*Work to complete*
Copy each line of the data below exactly, leaving out pictures.

======

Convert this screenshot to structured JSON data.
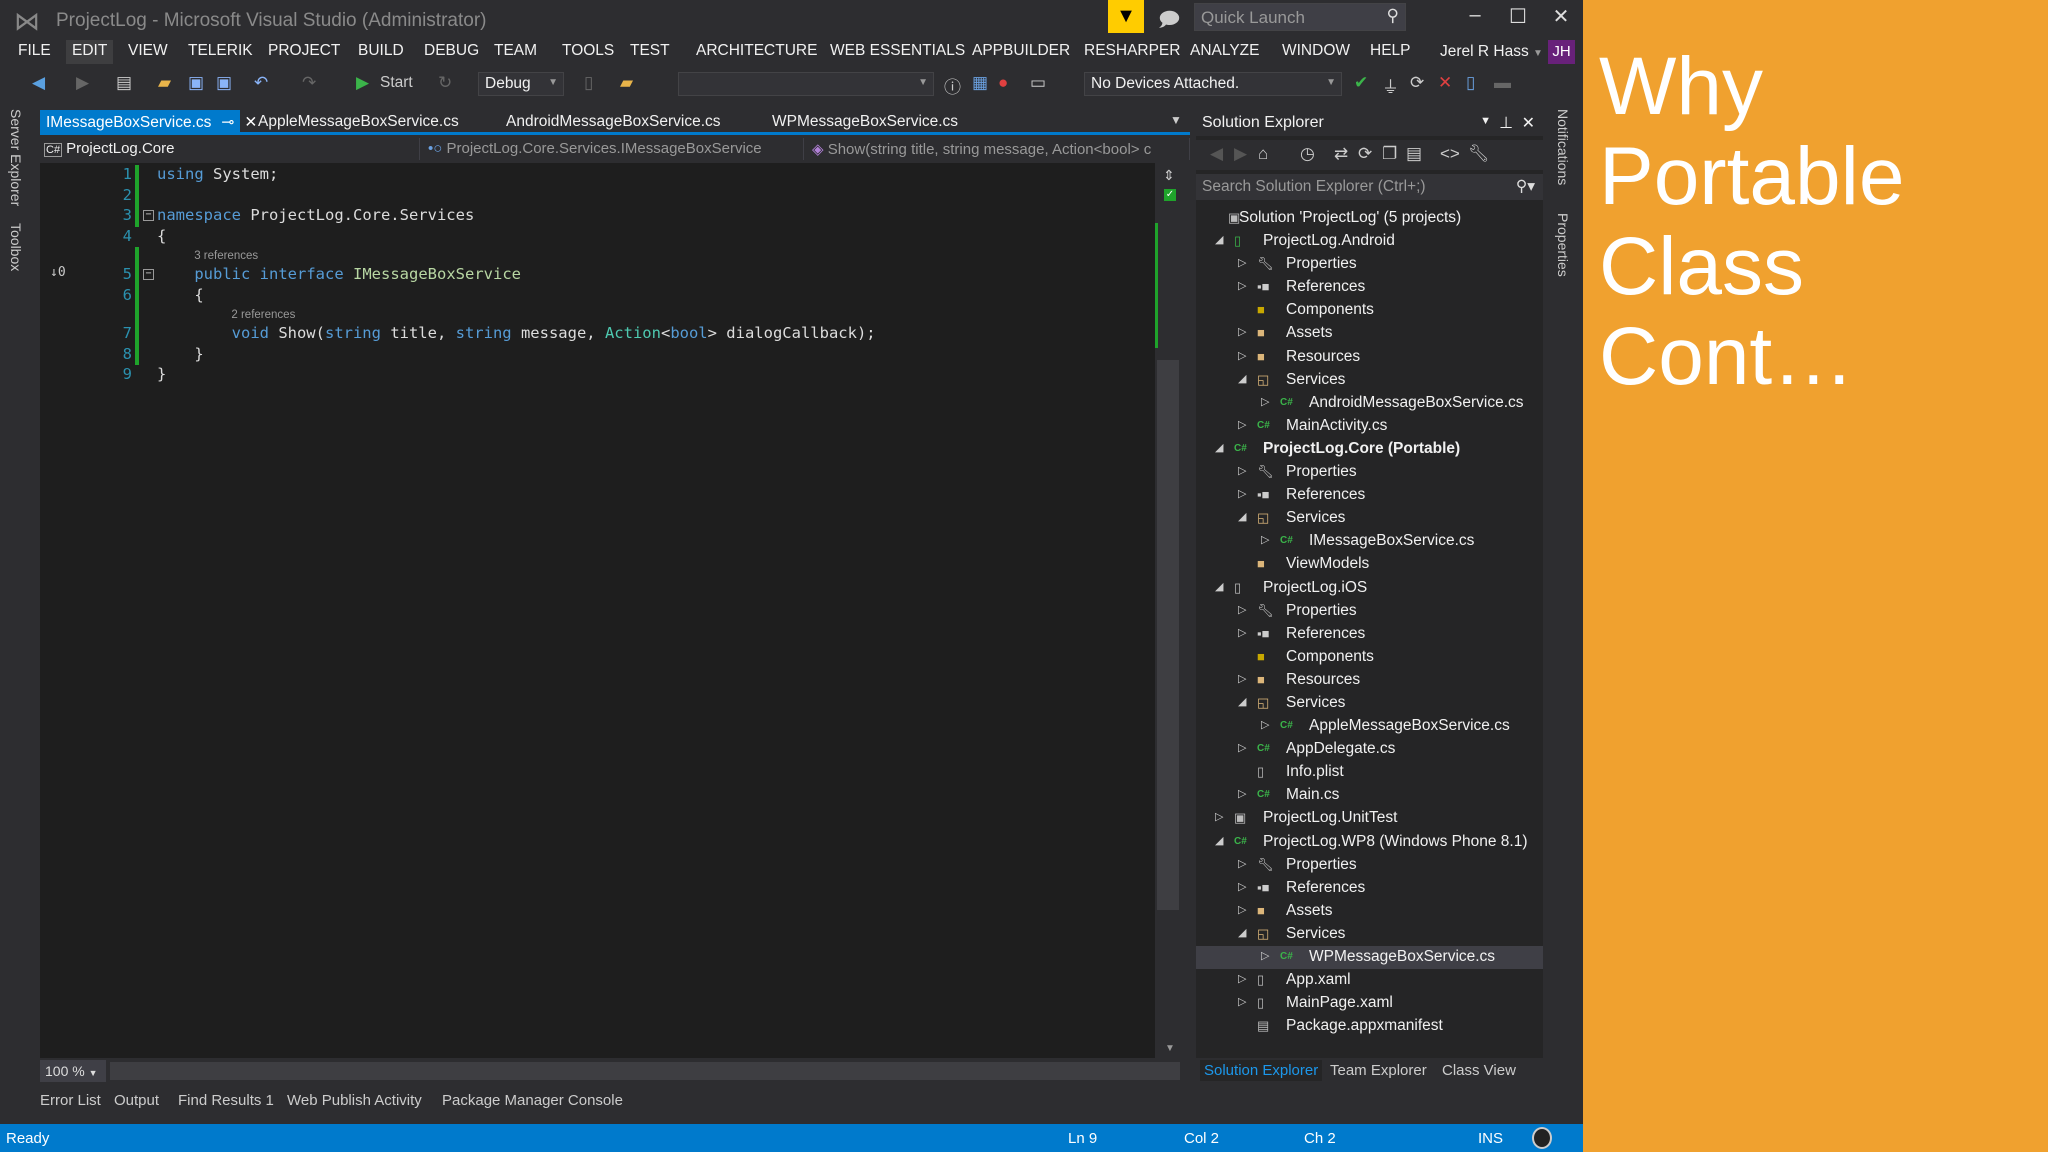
{
  "window": {
    "title": "ProjectLog - Microsoft Visual Studio (Administrator)",
    "quick_launch_placeholder": "Quick Launch"
  },
  "menu": [
    "FILE",
    "EDIT",
    "VIEW",
    "TELERIK",
    "PROJECT",
    "BUILD",
    "DEBUG",
    "TEAM",
    "TOOLS",
    "TEST",
    "ARCHITECTURE",
    "WEB ESSENTIALS",
    "APPBUILDER",
    "RESHARPER",
    "ANALYZE",
    "WINDOW",
    "HELP"
  ],
  "user": {
    "name": "Jerel R Hass",
    "initials": "JH"
  },
  "toolbar": {
    "start_label": "Start",
    "config": "Debug",
    "platform": "",
    "devices": "No Devices Attached."
  },
  "tabs": [
    {
      "label": "IMessageBoxService.cs",
      "active": true
    },
    {
      "label": "AppleMessageBoxService.cs"
    },
    {
      "label": "AndroidMessageBoxService.cs"
    },
    {
      "label": "WPMessageBoxService.cs"
    }
  ],
  "navbar": {
    "project": "ProjectLog.Core",
    "type": "ProjectLog.Core.Services.IMessageBoxService",
    "member": "Show(string title, string message, Action<bool> c"
  },
  "left_strip": [
    "Server Explorer",
    "Toolbox"
  ],
  "right_strip": [
    "Notifications",
    "Properties"
  ],
  "code": {
    "lines": [
      {
        "n": "1",
        "tokens": [
          {
            "t": "using",
            "c": "kw"
          },
          {
            "t": " System;"
          }
        ]
      },
      {
        "n": "2",
        "tokens": []
      },
      {
        "n": "3",
        "fold": true,
        "tokens": [
          {
            "t": "namespace",
            "c": "kw"
          },
          {
            "t": " ProjectLog.Core.Services"
          }
        ]
      },
      {
        "n": "4",
        "tokens": [
          {
            "t": "{"
          }
        ]
      },
      {
        "lens": "3 references",
        "indent": "    "
      },
      {
        "n": "5",
        "fold": true,
        "marker": "↓0",
        "tokens": [
          {
            "t": "    "
          },
          {
            "t": "public",
            "c": "kw"
          },
          {
            "t": " "
          },
          {
            "t": "interface",
            "c": "kw"
          },
          {
            "t": " "
          },
          {
            "t": "IMessageBoxService",
            "c": "if"
          }
        ]
      },
      {
        "n": "6",
        "tokens": [
          {
            "t": "    {"
          }
        ]
      },
      {
        "lens": "2 references",
        "indent": "        "
      },
      {
        "n": "7",
        "tokens": [
          {
            "t": "        "
          },
          {
            "t": "void",
            "c": "kw"
          },
          {
            "t": " Show("
          },
          {
            "t": "string",
            "c": "kw"
          },
          {
            "t": " title, "
          },
          {
            "t": "string",
            "c": "kw"
          },
          {
            "t": " message, "
          },
          {
            "t": "Action",
            "c": "ty"
          },
          {
            "t": "<"
          },
          {
            "t": "bool",
            "c": "kw"
          },
          {
            "t": "> dialogCallback);"
          }
        ]
      },
      {
        "n": "8",
        "tokens": [
          {
            "t": "    }"
          }
        ]
      },
      {
        "n": "9",
        "tokens": [
          {
            "t": "}"
          }
        ]
      }
    ]
  },
  "editor": {
    "zoom": "100 %"
  },
  "bottom_tabs": [
    "Error List",
    "Output",
    "Find Results 1",
    "Web Publish Activity",
    "Package Manager Console"
  ],
  "status": {
    "state": "Ready",
    "ln": "Ln 9",
    "col": "Col 2",
    "ch": "Ch 2",
    "mode": "INS"
  },
  "solution_explorer": {
    "title": "Solution Explorer",
    "search_placeholder": "Search Solution Explorer (Ctrl+;)",
    "items": [
      {
        "label": "Solution 'ProjectLog' (5 projects)",
        "level": 0,
        "exp": "none",
        "icon": "solution"
      },
      {
        "label": "ProjectLog.Android",
        "level": 0,
        "exp": "open",
        "icon": "android-project"
      },
      {
        "label": "Properties",
        "level": 1,
        "exp": "closed",
        "icon": "wrench"
      },
      {
        "label": "References",
        "level": 1,
        "exp": "closed",
        "icon": "references"
      },
      {
        "label": "Components",
        "level": 1,
        "exp": "none",
        "icon": "components"
      },
      {
        "label": "Assets",
        "level": 1,
        "exp": "closed",
        "icon": "folder"
      },
      {
        "label": "Resources",
        "level": 1,
        "exp": "closed",
        "icon": "folder"
      },
      {
        "label": "Services",
        "level": 1,
        "exp": "open",
        "icon": "folder-open"
      },
      {
        "label": "AndroidMessageBoxService.cs",
        "level": 2,
        "exp": "closed",
        "icon": "csharp-file"
      },
      {
        "label": "MainActivity.cs",
        "level": 1,
        "exp": "closed",
        "icon": "csharp-file"
      },
      {
        "label": "ProjectLog.Core (Portable)",
        "level": 0,
        "exp": "open",
        "icon": "csharp-project",
        "bold": true
      },
      {
        "label": "Properties",
        "level": 1,
        "exp": "closed",
        "icon": "wrench"
      },
      {
        "label": "References",
        "level": 1,
        "exp": "closed",
        "icon": "references"
      },
      {
        "label": "Services",
        "level": 1,
        "exp": "open",
        "icon": "folder-open"
      },
      {
        "label": "IMessageBoxService.cs",
        "level": 2,
        "exp": "closed",
        "icon": "csharp-file"
      },
      {
        "label": "ViewModels",
        "level": 1,
        "exp": "none",
        "icon": "folder"
      },
      {
        "label": "ProjectLog.iOS",
        "level": 0,
        "exp": "open",
        "icon": "ios-project"
      },
      {
        "label": "Properties",
        "level": 1,
        "exp": "closed",
        "icon": "wrench"
      },
      {
        "label": "References",
        "level": 1,
        "exp": "closed",
        "icon": "references"
      },
      {
        "label": "Components",
        "level": 1,
        "exp": "none",
        "icon": "components"
      },
      {
        "label": "Resources",
        "level": 1,
        "exp": "closed",
        "icon": "folder"
      },
      {
        "label": "Services",
        "level": 1,
        "exp": "open",
        "icon": "folder-open"
      },
      {
        "label": "AppleMessageBoxService.cs",
        "level": 2,
        "exp": "closed",
        "icon": "csharp-file"
      },
      {
        "label": "AppDelegate.cs",
        "level": 1,
        "exp": "closed",
        "icon": "csharp-file"
      },
      {
        "label": "Info.plist",
        "level": 1,
        "exp": "none",
        "icon": "file"
      },
      {
        "label": "Main.cs",
        "level": 1,
        "exp": "closed",
        "icon": "csharp-file"
      },
      {
        "label": "ProjectLog.UnitTest",
        "level": 0,
        "exp": "closed",
        "icon": "test-project"
      },
      {
        "label": "ProjectLog.WP8 (Windows Phone 8.1)",
        "level": 0,
        "exp": "open",
        "icon": "csharp-project"
      },
      {
        "label": "Properties",
        "level": 1,
        "exp": "closed",
        "icon": "wrench"
      },
      {
        "label": "References",
        "level": 1,
        "exp": "closed",
        "icon": "references"
      },
      {
        "label": "Assets",
        "level": 1,
        "exp": "closed",
        "icon": "folder"
      },
      {
        "label": "Services",
        "level": 1,
        "exp": "open",
        "icon": "folder-open"
      },
      {
        "label": "WPMessageBoxService.cs",
        "level": 2,
        "exp": "closed",
        "icon": "csharp-file",
        "selected": true
      },
      {
        "label": "App.xaml",
        "level": 1,
        "exp": "closed",
        "icon": "xaml-file"
      },
      {
        "label": "MainPage.xaml",
        "level": 1,
        "exp": "closed",
        "icon": "xaml-file"
      },
      {
        "label": "Package.appxmanifest",
        "level": 1,
        "exp": "none",
        "icon": "manifest-file"
      }
    ],
    "tabs": [
      "Solution Explorer",
      "Team Explorer",
      "Class View"
    ]
  },
  "slide": {
    "title": "Why Portable Class Cont…"
  },
  "colors": {
    "accent": "#007ACC",
    "slide_bg": "#F0A12F",
    "selected_tab_text": "#1C97EA"
  }
}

======

*Result for this exercise*
Convert this screenshot to structured JSON data.
{
  "window": {
    "title": "ProjectLog - Microsoft Visual Studio (Administrator)",
    "quick_launch_placeholder": "Quick Launch"
  },
  "menu": [
    "FILE",
    "EDIT",
    "VIEW",
    "TELERIK",
    "PROJECT",
    "BUILD",
    "DEBUG",
    "TEAM",
    "TOOLS",
    "TEST",
    "ARCHITECTURE",
    "WEB ESSENTIALS",
    "APPBUILDER",
    "RESHARPER",
    "ANALYZE",
    "WINDOW",
    "HELP"
  ],
  "user": {
    "name": "Jerel R Hass",
    "initials": "JH"
  },
  "toolbar": {
    "start_label": "Start",
    "config": "Debug",
    "platform": "",
    "devices": "No Devices Attached."
  },
  "tabs": [
    {
      "label": "IMessageBoxService.cs",
      "active": true
    },
    {
      "label": "AppleMessageBoxService.cs"
    },
    {
      "label": "AndroidMessageBoxService.cs"
    },
    {
      "label": "WPMessageBoxService.cs"
    }
  ],
  "navbar": {
    "project": "ProjectLog.Core",
    "type": "ProjectLog.Core.Services.IMessageBoxService",
    "member": "Show(string title, string message, Action<bool> c"
  },
  "left_strip": [
    "Server Explorer",
    "Toolbox"
  ],
  "right_strip": [
    "Notifications",
    "Properties"
  ],
  "code": {
    "lines": [
      {
        "n": "1",
        "tokens": [
          {
            "t": "using",
            "c": "kw"
          },
          {
            "t": " System;"
          }
        ]
      },
      {
        "n": "2",
        "tokens": []
      },
      {
        "n": "3",
        "fold": true,
        "tokens": [
          {
            "t": "namespace",
            "c": "kw"
          },
          {
            "t": " ProjectLog.Core.Services"
          }
        ]
      },
      {
        "n": "4",
        "tokens": [
          {
            "t": "{"
          }
        ]
      },
      {
        "lens": "3 references",
        "indent": "    "
      },
      {
        "n": "5",
        "fold": true,
        "marker": "↓0",
        "tokens": [
          {
            "t": "    "
          },
          {
            "t": "public",
            "c": "kw"
          },
          {
            "t": " "
          },
          {
            "t": "interface",
            "c": "kw"
          },
          {
            "t": " "
          },
          {
            "t": "IMessageBoxService",
            "c": "if"
          }
        ]
      },
      {
        "n": "6",
        "tokens": [
          {
            "t": "    {"
          }
        ]
      },
      {
        "lens": "2 references",
        "indent": "        "
      },
      {
        "n": "7",
        "tokens": [
          {
            "t": "        "
          },
          {
            "t": "void",
            "c": "kw"
          },
          {
            "t": " Show("
          },
          {
            "t": "string",
            "c": "kw"
          },
          {
            "t": " title, "
          },
          {
            "t": "string",
            "c": "kw"
          },
          {
            "t": " message, "
          },
          {
            "t": "Action",
            "c": "ty"
          },
          {
            "t": "<"
          },
          {
            "t": "bool",
            "c": "kw"
          },
          {
            "t": "> dialogCallback);"
          }
        ]
      },
      {
        "n": "8",
        "tokens": [
          {
            "t": "    }"
          }
        ]
      },
      {
        "n": "9",
        "tokens": [
          {
            "t": "}"
          }
        ]
      }
    ]
  },
  "editor": {
    "zoom": "100 %"
  },
  "bottom_tabs": [
    "Error List",
    "Output",
    "Find Results 1",
    "Web Publish Activity",
    "Package Manager Console"
  ],
  "status": {
    "state": "Ready",
    "ln": "Ln 9",
    "col": "Col 2",
    "ch": "Ch 2",
    "mode": "INS"
  },
  "solution_explorer": {
    "title": "Solution Explorer",
    "search_placeholder": "Search Solution Explorer (Ctrl+;)",
    "items": [
      {
        "label": "Solution 'ProjectLog' (5 projects)",
        "level": 0,
        "exp": "none",
        "icon": "solution"
      },
      {
        "label": "ProjectLog.Android",
        "level": 0,
        "exp": "open",
        "icon": "android-project"
      },
      {
        "label": "Properties",
        "level": 1,
        "exp": "closed",
        "icon": "wrench"
      },
      {
        "label": "References",
        "level": 1,
        "exp": "closed",
        "icon": "references"
      },
      {
        "label": "Components",
        "level": 1,
        "exp": "none",
        "icon": "components"
      },
      {
        "label": "Assets",
        "level": 1,
        "exp": "closed",
        "icon": "folder"
      },
      {
        "label": "Resources",
        "level": 1,
        "exp": "closed",
        "icon": "folder"
      },
      {
        "label": "Services",
        "level": 1,
        "exp": "open",
        "icon": "folder-open"
      },
      {
        "label": "AndroidMessageBoxService.cs",
        "level": 2,
        "exp": "closed",
        "icon": "csharp-file"
      },
      {
        "label": "MainActivity.cs",
        "level": 1,
        "exp": "closed",
        "icon": "csharp-file"
      },
      {
        "label": "ProjectLog.Core (Portable)",
        "level": 0,
        "exp": "open",
        "icon": "csharp-project",
        "bold": true
      },
      {
        "label": "Properties",
        "level": 1,
        "exp": "closed",
        "icon": "wrench"
      },
      {
        "label": "References",
        "level": 1,
        "exp": "closed",
        "icon": "references"
      },
      {
        "label": "Services",
        "level": 1,
        "exp": "open",
        "icon": "folder-open"
      },
      {
        "label": "IMessageBoxService.cs",
        "level": 2,
        "exp": "closed",
        "icon": "csharp-file"
      },
      {
        "label": "ViewModels",
        "level": 1,
        "exp": "none",
        "icon": "folder"
      },
      {
        "label": "ProjectLog.iOS",
        "level": 0,
        "exp": "open",
        "icon": "ios-project"
      },
      {
        "label": "Properties",
        "level": 1,
        "exp": "closed",
        "icon": "wrench"
      },
      {
        "label": "References",
        "level": 1,
        "exp": "closed",
        "icon": "references"
      },
      {
        "label": "Components",
        "level": 1,
        "exp": "none",
        "icon": "components"
      },
      {
        "label": "Resources",
        "level": 1,
        "exp": "closed",
        "icon": "folder"
      },
      {
        "label": "Services",
        "level": 1,
        "exp": "open",
        "icon": "folder-open"
      },
      {
        "label": "AppleMessageBoxService.cs",
        "level": 2,
        "exp": "closed",
        "icon": "csharp-file"
      },
      {
        "label": "AppDelegate.cs",
        "level": 1,
        "exp": "closed",
        "icon": "csharp-file"
      },
      {
        "label": "Info.plist",
        "level": 1,
        "exp": "none",
        "icon": "file"
      },
      {
        "label": "Main.cs",
        "level": 1,
        "exp": "closed",
        "icon": "csharp-file"
      },
      {
        "label": "ProjectLog.UnitTest",
        "level": 0,
        "exp": "closed",
        "icon": "test-project"
      },
      {
        "label": "ProjectLog.WP8 (Windows Phone 8.1)",
        "level": 0,
        "exp": "open",
        "icon": "csharp-project"
      },
      {
        "label": "Properties",
        "level": 1,
        "exp": "closed",
        "icon": "wrench"
      },
      {
        "label": "References",
        "level": 1,
        "exp": "closed",
        "icon": "references"
      },
      {
        "label": "Assets",
        "level": 1,
        "exp": "closed",
        "icon": "folder"
      },
      {
        "label": "Services",
        "level": 1,
        "exp": "open",
        "icon": "folder-open"
      },
      {
        "label": "WPMessageBoxService.cs",
        "level": 2,
        "exp": "closed",
        "icon": "csharp-file",
        "selected": true
      },
      {
        "label": "App.xaml",
        "level": 1,
        "exp": "closed",
        "icon": "xaml-file"
      },
      {
        "label": "MainPage.xaml",
        "level": 1,
        "exp": "closed",
        "icon": "xaml-file"
      },
      {
        "label": "Package.appxmanifest",
        "level": 1,
        "exp": "none",
        "icon": "manifest-file"
      }
    ],
    "tabs": [
      "Solution Explorer",
      "Team Explorer",
      "Class View"
    ]
  },
  "slide": {
    "title": "Why Portable Class Cont…"
  },
  "colors": {
    "accent": "#007ACC",
    "slide_bg": "#F0A12F",
    "selected_tab_text": "#1C97EA"
  }
}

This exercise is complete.